Sous la dictature de Pinochet : 1976. Carmen part à la plage superviser la rénovation de sa maison. Son mari, ses enfants et petits-enfants vont et viennent pendant les vacances d’hiver. Lorsque le prêtre du village lui demande de s’occuper d’un jeune qu’il héberge en secret, Carmen se retrouve en terre inconnue, loin de la vie tranquille à laquelle elle est habituée. Pour son premier long métrage, Manuela Martelli l’actrice – que nous avions découverte dans le film Machuca – raconte l’histoire de Carmen qui étouffe sous le poids d’une société dictatoriale. S’occuper d’un révolutionnaire va lui permettre d’entrevoir la réalité. Sa réalisatrice choisit une image saturée qui va s’éclaircir peu à peu. « Quand j’ai commencé à m’interroger sur ma grand-mère maternelle que je n’avais jamais rencontrée, explique Manuela Martelli, j’ai questionné ma mère et mes tantes, et j’ai découvert une femme très en avance pour son époque, mais qui, en même temps, n’avait eu que très peu d’espace pour exprimer ses intérêts, compte tenu du contexte social et politique dans lequel elle vivait. J’ai parlé à de nombreuses personnes qui l’avaient connue et je me suis rendu compte que c’était une réalité que subissaient la plupart des femmes de l’époque. Des femmes anonymes qui n’occupaient aucune des pages des livres d’histoire que j’ai étudiés à l’école. J’ai donc senti que je devais rendre justice à ces femmes et les faire sortir de l’anonymat. » Assis sur un scénario bien écrit, ce film rend hommage à ces femmes qui n’avaient pas le droit de s’exprimer.

------------------------------------------------

Travail demandé.
A – Énumérez les membres de la famille de Carmen mentionnés dans la présentation du film.
B – Prolongez la présentation du film après sa dernière phrase.

Entrées affichées.
------------------------------------------------

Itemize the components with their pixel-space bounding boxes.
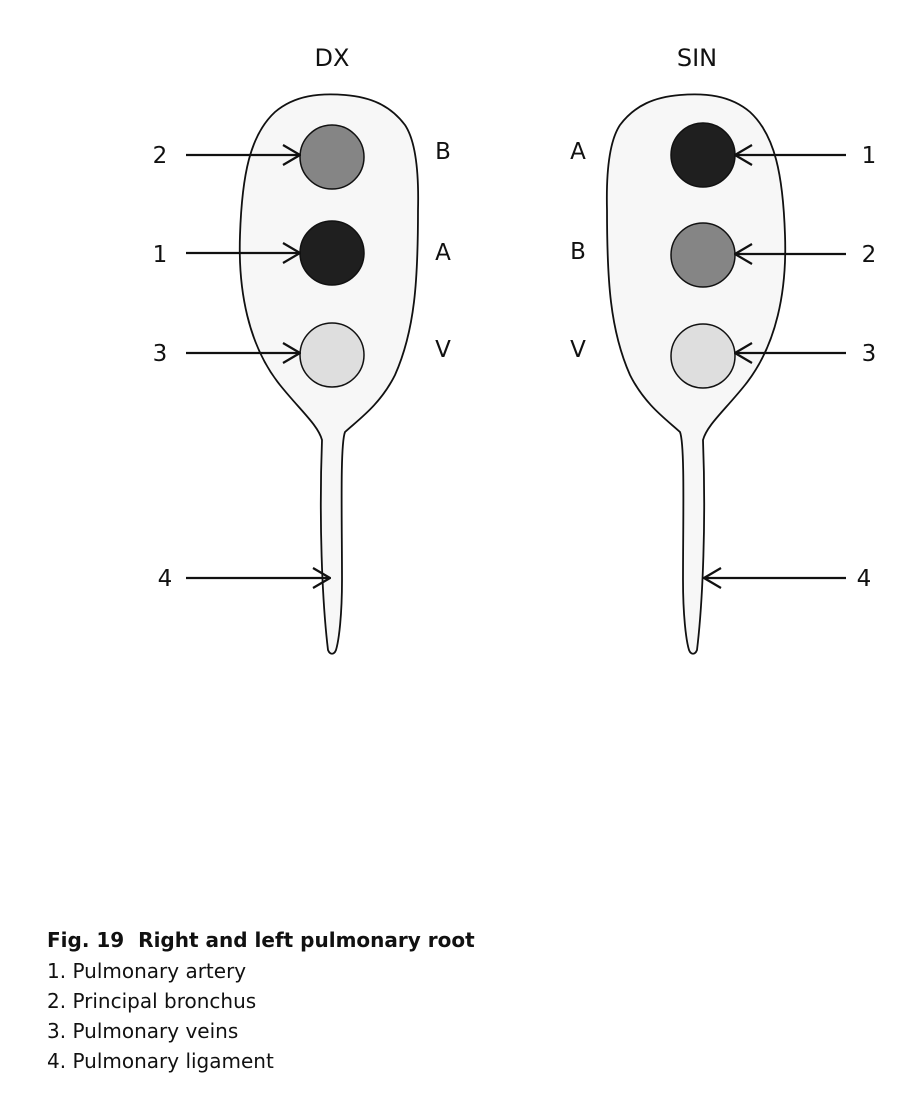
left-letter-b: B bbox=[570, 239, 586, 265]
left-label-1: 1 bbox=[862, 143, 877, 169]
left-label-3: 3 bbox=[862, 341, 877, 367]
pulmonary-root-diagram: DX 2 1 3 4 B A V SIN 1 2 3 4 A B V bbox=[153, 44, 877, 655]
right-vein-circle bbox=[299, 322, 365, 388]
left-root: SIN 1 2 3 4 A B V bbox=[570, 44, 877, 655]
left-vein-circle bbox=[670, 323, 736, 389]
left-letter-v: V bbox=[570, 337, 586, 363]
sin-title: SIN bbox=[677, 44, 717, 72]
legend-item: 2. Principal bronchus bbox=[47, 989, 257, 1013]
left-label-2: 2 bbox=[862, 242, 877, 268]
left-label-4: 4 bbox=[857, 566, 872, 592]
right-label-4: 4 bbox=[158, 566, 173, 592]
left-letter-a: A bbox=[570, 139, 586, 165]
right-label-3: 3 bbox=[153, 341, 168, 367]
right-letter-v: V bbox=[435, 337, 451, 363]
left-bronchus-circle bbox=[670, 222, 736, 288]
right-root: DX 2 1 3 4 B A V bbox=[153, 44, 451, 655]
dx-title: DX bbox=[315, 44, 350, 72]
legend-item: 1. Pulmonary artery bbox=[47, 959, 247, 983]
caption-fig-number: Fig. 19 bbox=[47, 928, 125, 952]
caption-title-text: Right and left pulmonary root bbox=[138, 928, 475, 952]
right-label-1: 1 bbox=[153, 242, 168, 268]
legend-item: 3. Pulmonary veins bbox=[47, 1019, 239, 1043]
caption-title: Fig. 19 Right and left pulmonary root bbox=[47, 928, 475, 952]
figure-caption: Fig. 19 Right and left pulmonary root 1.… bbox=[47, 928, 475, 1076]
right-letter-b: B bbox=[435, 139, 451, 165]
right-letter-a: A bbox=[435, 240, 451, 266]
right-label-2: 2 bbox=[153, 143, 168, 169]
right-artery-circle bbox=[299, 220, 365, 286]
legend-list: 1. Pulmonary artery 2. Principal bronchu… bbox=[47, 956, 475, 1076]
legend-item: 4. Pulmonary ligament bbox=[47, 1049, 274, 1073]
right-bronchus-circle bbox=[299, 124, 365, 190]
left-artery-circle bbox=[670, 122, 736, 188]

------------------------------------------------

En réponse.
A – Son mari, ses enfants, ses petits-enfants.

B –
À noter enfin le film espagnol Las Bestias de Rodrigo Sorogoyen, remarquable, et le film portugais Alma Viva de Christèle Aves Meira.

Nous reparlerons de ces films lors de leur sortie dans les salles françaises. Si le Festival a été bien suivi, il n’en est pas de même de la fréquentation dans les salles. Avec une baisse générale de fréquentation de 35 %, le cinéma perd beaucoup de ses spectateurs adultes. Et les jeunes ne se retrouvent pas dans la plupart des films qui leur sont proposés. Cela est vrai aussi bien des multiplexes que des salles d’art et d’essai. Les plateformes y sont pour beaucoup, mais pas que !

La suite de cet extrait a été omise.